**The data**
○ ○ ○
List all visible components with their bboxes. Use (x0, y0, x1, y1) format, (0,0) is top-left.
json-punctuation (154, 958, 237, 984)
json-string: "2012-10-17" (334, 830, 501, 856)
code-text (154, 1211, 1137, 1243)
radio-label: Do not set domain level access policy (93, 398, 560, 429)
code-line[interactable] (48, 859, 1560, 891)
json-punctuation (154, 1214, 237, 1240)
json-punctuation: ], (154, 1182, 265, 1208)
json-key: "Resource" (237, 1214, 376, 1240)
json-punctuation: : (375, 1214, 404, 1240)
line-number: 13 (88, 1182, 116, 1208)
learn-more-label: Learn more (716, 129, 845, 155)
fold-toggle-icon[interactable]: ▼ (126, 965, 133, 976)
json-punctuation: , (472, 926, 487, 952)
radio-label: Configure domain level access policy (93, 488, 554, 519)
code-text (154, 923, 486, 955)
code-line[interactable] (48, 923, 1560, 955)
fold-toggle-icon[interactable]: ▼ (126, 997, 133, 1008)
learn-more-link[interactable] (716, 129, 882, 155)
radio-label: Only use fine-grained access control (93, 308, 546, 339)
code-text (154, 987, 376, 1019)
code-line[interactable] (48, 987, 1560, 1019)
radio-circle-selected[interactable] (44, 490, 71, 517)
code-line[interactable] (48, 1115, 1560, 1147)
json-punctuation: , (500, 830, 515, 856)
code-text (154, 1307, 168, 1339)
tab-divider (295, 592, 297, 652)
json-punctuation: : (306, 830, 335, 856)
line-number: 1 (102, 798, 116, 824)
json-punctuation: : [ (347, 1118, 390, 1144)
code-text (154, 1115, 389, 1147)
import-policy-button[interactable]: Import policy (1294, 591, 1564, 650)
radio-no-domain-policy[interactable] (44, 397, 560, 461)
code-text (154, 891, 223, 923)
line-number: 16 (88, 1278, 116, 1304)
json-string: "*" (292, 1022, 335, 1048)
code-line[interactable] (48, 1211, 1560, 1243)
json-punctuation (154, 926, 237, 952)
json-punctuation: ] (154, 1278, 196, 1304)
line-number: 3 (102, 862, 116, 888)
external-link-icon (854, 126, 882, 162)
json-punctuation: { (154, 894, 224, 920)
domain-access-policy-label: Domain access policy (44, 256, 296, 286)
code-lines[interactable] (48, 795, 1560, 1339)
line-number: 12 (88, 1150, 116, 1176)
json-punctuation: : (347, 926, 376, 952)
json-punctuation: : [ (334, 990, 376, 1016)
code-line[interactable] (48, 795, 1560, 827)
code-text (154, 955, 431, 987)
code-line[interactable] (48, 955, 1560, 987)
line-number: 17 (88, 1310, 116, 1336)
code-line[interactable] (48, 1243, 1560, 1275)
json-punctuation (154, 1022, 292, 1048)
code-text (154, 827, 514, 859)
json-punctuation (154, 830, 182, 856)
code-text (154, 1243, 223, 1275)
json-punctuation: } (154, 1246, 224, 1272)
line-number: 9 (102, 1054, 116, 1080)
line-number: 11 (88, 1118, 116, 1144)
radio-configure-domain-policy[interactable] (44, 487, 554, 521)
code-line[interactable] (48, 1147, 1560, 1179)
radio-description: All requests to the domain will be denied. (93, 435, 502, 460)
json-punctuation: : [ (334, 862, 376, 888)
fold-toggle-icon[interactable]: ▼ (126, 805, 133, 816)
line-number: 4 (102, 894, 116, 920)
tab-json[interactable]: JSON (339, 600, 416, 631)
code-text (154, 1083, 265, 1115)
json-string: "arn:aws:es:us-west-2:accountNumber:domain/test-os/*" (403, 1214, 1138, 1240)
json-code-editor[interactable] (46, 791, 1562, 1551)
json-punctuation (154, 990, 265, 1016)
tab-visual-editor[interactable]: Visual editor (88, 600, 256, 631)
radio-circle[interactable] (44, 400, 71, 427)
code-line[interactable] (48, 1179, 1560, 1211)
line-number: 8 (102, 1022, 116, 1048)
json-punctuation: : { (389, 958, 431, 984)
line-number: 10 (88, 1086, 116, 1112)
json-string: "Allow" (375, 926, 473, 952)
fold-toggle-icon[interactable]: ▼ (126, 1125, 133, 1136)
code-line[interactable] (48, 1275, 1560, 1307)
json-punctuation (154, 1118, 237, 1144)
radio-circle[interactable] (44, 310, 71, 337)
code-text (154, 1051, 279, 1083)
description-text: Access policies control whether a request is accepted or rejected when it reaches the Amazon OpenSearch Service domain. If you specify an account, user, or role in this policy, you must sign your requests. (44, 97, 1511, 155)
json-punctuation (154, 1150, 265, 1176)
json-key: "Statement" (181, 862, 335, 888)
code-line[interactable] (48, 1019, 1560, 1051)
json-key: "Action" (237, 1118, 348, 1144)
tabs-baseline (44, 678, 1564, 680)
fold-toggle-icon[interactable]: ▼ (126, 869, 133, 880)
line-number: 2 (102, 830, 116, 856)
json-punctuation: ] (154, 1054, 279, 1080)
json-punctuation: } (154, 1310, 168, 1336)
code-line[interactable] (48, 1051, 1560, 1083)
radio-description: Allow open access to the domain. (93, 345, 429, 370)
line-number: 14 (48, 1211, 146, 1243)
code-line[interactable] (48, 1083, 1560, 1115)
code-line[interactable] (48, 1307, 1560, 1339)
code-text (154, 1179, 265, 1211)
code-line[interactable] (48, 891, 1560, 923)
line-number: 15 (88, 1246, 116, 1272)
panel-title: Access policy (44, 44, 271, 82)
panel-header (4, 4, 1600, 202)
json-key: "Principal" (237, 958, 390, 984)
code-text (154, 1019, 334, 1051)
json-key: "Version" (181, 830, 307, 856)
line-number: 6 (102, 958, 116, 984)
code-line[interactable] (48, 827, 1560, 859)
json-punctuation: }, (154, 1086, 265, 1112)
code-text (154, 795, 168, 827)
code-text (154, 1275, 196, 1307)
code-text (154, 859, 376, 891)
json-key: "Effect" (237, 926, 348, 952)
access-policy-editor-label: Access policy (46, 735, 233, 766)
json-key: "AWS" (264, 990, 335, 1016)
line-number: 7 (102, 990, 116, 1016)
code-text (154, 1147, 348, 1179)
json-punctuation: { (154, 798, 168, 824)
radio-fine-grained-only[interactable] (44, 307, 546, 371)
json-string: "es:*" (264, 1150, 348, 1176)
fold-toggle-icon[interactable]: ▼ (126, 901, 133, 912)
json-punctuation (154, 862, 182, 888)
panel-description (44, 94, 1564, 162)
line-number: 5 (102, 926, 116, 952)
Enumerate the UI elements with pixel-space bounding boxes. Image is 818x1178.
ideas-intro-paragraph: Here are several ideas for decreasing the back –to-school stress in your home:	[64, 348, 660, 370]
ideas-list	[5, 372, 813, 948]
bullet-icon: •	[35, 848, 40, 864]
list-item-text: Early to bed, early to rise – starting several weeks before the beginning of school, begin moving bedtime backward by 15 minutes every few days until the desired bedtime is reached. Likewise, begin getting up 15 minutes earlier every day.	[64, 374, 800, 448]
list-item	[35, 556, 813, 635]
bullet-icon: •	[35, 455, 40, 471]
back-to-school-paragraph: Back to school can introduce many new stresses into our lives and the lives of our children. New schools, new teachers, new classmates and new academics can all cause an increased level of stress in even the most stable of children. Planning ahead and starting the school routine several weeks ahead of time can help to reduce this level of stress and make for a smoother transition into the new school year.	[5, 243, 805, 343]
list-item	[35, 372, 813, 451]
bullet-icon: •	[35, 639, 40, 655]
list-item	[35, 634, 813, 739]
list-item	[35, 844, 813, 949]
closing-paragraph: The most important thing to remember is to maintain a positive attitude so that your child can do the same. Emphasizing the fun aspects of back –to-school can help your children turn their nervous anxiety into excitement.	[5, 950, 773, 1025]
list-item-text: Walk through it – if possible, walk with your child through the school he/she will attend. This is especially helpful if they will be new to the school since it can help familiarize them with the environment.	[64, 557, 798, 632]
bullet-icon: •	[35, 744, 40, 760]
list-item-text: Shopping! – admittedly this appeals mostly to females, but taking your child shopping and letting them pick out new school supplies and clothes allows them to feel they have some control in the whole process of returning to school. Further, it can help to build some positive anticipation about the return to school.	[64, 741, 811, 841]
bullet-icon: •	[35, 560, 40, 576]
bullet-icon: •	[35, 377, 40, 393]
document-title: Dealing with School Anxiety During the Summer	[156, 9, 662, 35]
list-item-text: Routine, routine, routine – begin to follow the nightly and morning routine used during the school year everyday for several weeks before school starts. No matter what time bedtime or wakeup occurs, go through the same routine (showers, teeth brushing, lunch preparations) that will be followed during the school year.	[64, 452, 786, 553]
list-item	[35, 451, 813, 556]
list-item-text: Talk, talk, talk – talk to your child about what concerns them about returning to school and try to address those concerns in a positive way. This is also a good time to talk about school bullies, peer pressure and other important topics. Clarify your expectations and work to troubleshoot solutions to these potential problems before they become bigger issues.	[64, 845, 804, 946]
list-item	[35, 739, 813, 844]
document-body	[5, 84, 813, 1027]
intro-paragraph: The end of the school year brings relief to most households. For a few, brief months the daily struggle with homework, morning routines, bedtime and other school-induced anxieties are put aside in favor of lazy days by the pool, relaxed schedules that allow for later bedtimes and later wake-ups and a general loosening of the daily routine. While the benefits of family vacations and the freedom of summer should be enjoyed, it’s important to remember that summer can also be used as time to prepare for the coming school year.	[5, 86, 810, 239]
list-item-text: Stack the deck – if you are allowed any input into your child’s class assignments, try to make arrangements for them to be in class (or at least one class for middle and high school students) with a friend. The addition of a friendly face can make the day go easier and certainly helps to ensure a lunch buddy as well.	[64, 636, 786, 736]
○ ○ ○
**Task goal**
Convert everything from the start of the material down through the line containing "learn-more-link[interactable] (716, 129, 882, 155)" into a numbered list, leaving out any blank lines.

**Reply to the task**
1. List all visible components with their bboxes. Use (x0, y0, x1, y1) format, (0,0) is top-left.
2. json-punctuation (154, 958, 237, 984)
3. json-string: "2012-10-17" (334, 830, 501, 856)
4. code-text (154, 1211, 1137, 1243)
5. radio-label: Do not set domain level access policy (93, 398, 560, 429)
6. code-line[interactable] (48, 859, 1560, 891)
7. json-punctuation (154, 1214, 237, 1240)
8. json-punctuation: ], (154, 1182, 265, 1208)
9. json-key: "Resource" (237, 1214, 376, 1240)
10. json-punctuation: : (375, 1214, 404, 1240)
11. line-number: 13 (88, 1182, 116, 1208)
12. learn-more-label: Learn more (716, 129, 845, 155)
13. fold-toggle-icon[interactable]: ▼ (126, 965, 133, 976)
14. json-punctuation: , (472, 926, 487, 952)
15. radio-label: Configure domain level access policy (93, 488, 554, 519)
16. code-text (154, 923, 486, 955)
17. code-line[interactable] (48, 923, 1560, 955)
18. fold-toggle-icon[interactable]: ▼ (126, 997, 133, 1008)
19. learn-more-link[interactable] (716, 129, 882, 155)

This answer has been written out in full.